[Stored dataset items]
---+---

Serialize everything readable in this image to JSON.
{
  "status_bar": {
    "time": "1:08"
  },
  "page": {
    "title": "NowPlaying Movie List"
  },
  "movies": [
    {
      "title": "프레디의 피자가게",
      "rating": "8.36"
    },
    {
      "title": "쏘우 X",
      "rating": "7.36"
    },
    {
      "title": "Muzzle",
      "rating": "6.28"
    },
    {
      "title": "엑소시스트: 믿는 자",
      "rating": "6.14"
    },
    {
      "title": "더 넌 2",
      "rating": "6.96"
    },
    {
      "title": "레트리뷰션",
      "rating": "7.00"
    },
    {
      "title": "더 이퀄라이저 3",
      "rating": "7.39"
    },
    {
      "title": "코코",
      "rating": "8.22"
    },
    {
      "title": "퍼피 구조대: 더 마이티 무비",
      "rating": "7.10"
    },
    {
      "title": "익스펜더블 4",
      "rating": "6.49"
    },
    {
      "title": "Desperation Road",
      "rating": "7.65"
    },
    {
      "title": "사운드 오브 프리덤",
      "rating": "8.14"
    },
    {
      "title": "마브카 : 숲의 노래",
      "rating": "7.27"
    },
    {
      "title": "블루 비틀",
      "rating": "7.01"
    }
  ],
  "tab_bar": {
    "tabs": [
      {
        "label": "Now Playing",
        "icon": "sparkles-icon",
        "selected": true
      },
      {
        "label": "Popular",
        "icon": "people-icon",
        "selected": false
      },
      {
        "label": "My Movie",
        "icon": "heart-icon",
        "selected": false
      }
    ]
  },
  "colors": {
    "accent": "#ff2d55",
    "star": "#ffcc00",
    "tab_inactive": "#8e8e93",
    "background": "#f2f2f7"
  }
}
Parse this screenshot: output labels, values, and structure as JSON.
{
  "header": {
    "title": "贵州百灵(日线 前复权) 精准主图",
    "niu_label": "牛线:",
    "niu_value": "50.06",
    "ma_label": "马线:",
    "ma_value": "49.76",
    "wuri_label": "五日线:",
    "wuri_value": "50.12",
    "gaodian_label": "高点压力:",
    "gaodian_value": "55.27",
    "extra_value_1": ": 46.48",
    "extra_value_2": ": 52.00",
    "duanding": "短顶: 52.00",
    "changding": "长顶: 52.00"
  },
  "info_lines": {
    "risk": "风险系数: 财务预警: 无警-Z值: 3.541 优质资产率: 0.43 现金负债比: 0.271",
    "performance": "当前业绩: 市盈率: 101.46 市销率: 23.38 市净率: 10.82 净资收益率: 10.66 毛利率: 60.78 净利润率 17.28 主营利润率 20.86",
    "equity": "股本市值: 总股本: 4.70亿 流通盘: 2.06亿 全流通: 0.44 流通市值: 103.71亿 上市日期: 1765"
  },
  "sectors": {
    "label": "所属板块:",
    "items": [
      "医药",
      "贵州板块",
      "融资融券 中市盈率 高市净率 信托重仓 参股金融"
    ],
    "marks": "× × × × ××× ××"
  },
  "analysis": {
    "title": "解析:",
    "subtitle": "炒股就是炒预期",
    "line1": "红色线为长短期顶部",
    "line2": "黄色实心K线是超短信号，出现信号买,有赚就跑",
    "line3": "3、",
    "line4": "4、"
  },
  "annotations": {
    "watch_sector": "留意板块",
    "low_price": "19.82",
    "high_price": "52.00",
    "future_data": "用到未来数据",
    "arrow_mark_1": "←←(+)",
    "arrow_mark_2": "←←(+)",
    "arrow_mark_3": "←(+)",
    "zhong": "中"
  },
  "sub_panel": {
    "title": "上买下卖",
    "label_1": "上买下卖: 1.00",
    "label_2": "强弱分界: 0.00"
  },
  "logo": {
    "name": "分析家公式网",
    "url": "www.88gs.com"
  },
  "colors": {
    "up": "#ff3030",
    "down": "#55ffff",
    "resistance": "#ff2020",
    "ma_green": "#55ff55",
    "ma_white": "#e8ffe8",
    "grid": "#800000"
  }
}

---+---

_To do:_ Reproduce each entry exactly, leaving out nothing.

_Response to this task:_
Serialize everything readable in this image to JSON.
{
  "status_bar": {
    "time": "1:08"
  },
  "page": {
    "title": "NowPlaying Movie List"
  },
  "movies": [
    {
      "title": "프레디의 피자가게",
      "rating": "8.36"
    },
    {
      "title": "쏘우 X",
      "rating": "7.36"
    },
    {
      "title": "Muzzle",
      "rating": "6.28"
    },
    {
      "title": "엑소시스트: 믿는 자",
      "rating": "6.14"
    },
    {
      "title": "더 넌 2",
      "rating": "6.96"
    },
    {
      "title": "레트리뷰션",
      "rating": "7.00"
    },
    {
      "title": "더 이퀄라이저 3",
      "rating": "7.39"
    },
    {
      "title": "코코",
      "rating": "8.22"
    },
    {
      "title": "퍼피 구조대: 더 마이티 무비",
      "rating": "7.10"
    },
    {
      "title": "익스펜더블 4",
      "rating": "6.49"
    },
    {
      "title": "Desperation Road",
      "rating": "7.65"
    },
    {
      "title": "사운드 오브 프리덤",
      "rating": "8.14"
    },
    {
      "title": "마브카 : 숲의 노래",
      "rating": "7.27"
    },
    {
      "title": "블루 비틀",
      "rating": "7.01"
    }
  ],
  "tab_bar": {
    "tabs": [
      {
        "label": "Now Playing",
        "icon": "sparkles-icon",
        "selected": true
      },
      {
        "label": "Popular",
        "icon": "people-icon",
        "selected": false
      },
      {
        "label": "My Movie",
        "icon": "heart-icon",
        "selected": false
      }
    ]
  },
  "colors": {
    "accent": "#ff2d55",
    "star": "#ffcc00",
    "tab_inactive": "#8e8e93",
    "background": "#f2f2f7"
  }
}
Parse this screenshot: output labels, values, and structure as JSON.
{
  "header": {
    "title": "贵州百灵(日线 前复权) 精准主图",
    "niu_label": "牛线:",
    "niu_value": "50.06",
    "ma_label": "马线:",
    "ma_value": "49.76",
    "wuri_label": "五日线:",
    "wuri_value": "50.12",
    "gaodian_label": "高点压力:",
    "gaodian_value": "55.27",
    "extra_value_1": ": 46.48",
    "extra_value_2": ": 52.00",
    "duanding": "短顶: 52.00",
    "changding": "长顶: 52.00"
  },
  "info_lines": {
    "risk": "风险系数: 财务预警: 无警-Z值: 3.541 优质资产率: 0.43 现金负债比: 0.271",
    "performance": "当前业绩: 市盈率: 101.46 市销率: 23.38 市净率: 10.82 净资收益率: 10.66 毛利率: 60.78 净利润率 17.28 主营利润率 20.86",
    "equity": "股本市值: 总股本: 4.70亿 流通盘: 2.06亿 全流通: 0.44 流通市值: 103.71亿 上市日期: 1765"
  },
  "sectors": {
    "label": "所属板块:",
    "items": [
      "医药",
      "贵州板块",
      "融资融券 中市盈率 高市净率 信托重仓 参股金融"
    ],
    "marks": "× × × × ××× ××"
  },
  "analysis": {
    "title": "解析:",
    "subtitle": "炒股就是炒预期",
    "line1": "红色线为长短期顶部",
    "line2": "黄色实心K线是超短信号，出现信号买,有赚就跑",
    "line3": "3、",
    "line4": "4、"
  },
  "annotations": {
    "watch_sector": "留意板块",
    "low_price": "19.82",
    "high_price": "52.00",
    "future_data": "用到未来数据",
    "arrow_mark_1": "←←(+)",
    "arrow_mark_2": "←←(+)",
    "arrow_mark_3": "←(+)",
    "zhong": "中"
  },
  "sub_panel": {
    "title": "上买下卖",
    "label_1": "上买下卖: 1.00",
    "label_2": "强弱分界: 0.00"
  },
  "logo": {
    "name": "分析家公式网",
    "url": "www.88gs.com"
  },
  "colors": {
    "up": "#ff3030",
    "down": "#55ffff",
    "resistance": "#ff2020",
    "ma_green": "#55ff55",
    "ma_white": "#e8ffe8",
    "grid": "#800000"
  }
}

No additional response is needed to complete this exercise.